-- start --
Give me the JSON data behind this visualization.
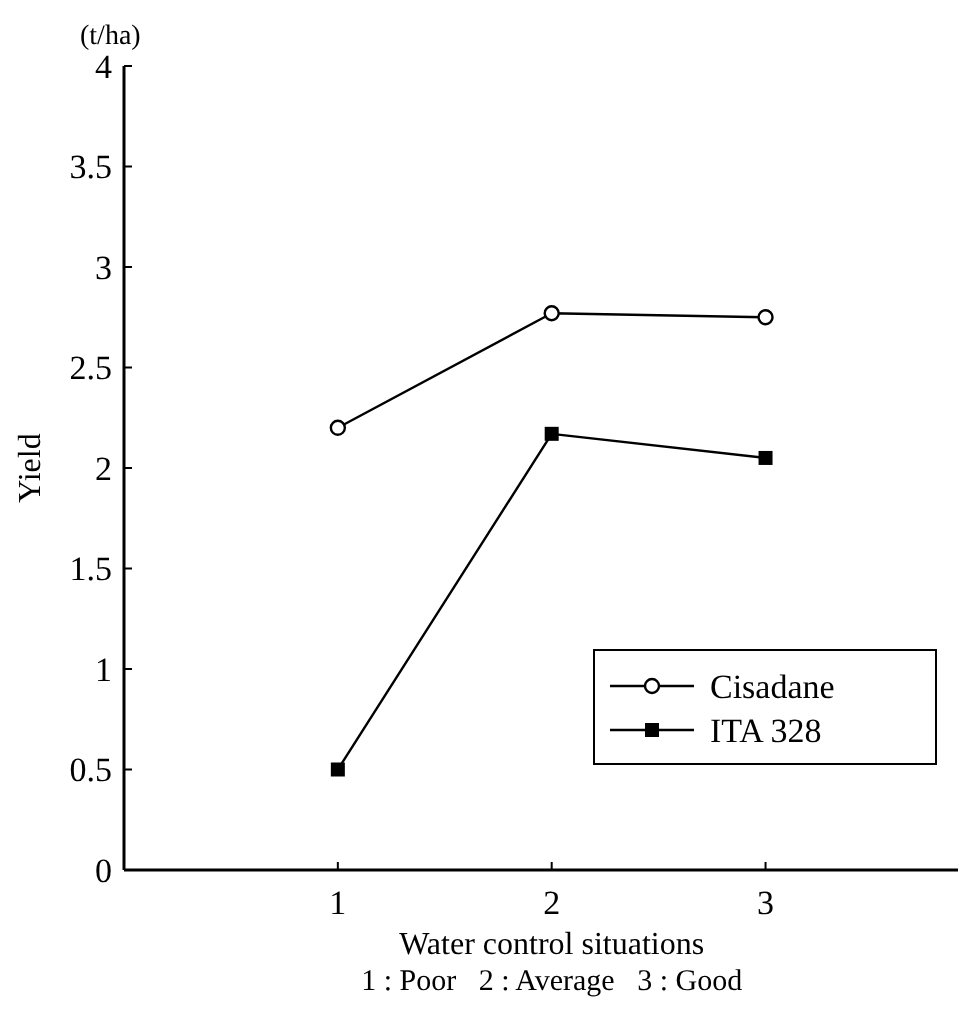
{
  "chart_data": {
    "type": "line",
    "xlabel": "Water control situations",
    "ylabel": "Yield",
    "annotations": [
      "(t/ha)",
      "1 : Poor   2 : Average   3 : Good"
    ],
    "x": [
      1,
      2,
      3
    ],
    "xlim": [
      0,
      3.9
    ],
    "xticks": [
      1,
      2,
      3
    ],
    "ylim": [
      0,
      4
    ],
    "yticks": [
      0,
      0.5,
      1,
      1.5,
      2,
      2.5,
      3,
      3.5,
      4
    ],
    "series": [
      {
        "name": "Cisadane",
        "color": "#000000",
        "marker": "circle",
        "values": [
          2.2,
          2.77,
          2.75
        ]
      },
      {
        "name": "ITA 328",
        "color": "#000000",
        "marker": "square",
        "values": [
          0.5,
          2.17,
          2.05
        ]
      }
    ],
    "grid": false,
    "legend": "bottom right",
    "line_style": "solid"
  }
}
-- end --
▶ [Exercise description]: Print each record exactly as it stands, leaving the images out.

▶ [Response to this exercise]:
Give me the JSON data behind this visualization.
{
  "chart_data": {
    "type": "line",
    "xlabel": "Water control situations",
    "ylabel": "Yield",
    "annotations": [
      "(t/ha)",
      "1 : Poor   2 : Average   3 : Good"
    ],
    "x": [
      1,
      2,
      3
    ],
    "xlim": [
      0,
      3.9
    ],
    "xticks": [
      1,
      2,
      3
    ],
    "ylim": [
      0,
      4
    ],
    "yticks": [
      0,
      0.5,
      1,
      1.5,
      2,
      2.5,
      3,
      3.5,
      4
    ],
    "series": [
      {
        "name": "Cisadane",
        "color": "#000000",
        "marker": "circle",
        "values": [
          2.2,
          2.77,
          2.75
        ]
      },
      {
        "name": "ITA 328",
        "color": "#000000",
        "marker": "square",
        "values": [
          0.5,
          2.17,
          2.05
        ]
      }
    ],
    "grid": false,
    "legend": "bottom right",
    "line_style": "solid"
  }
}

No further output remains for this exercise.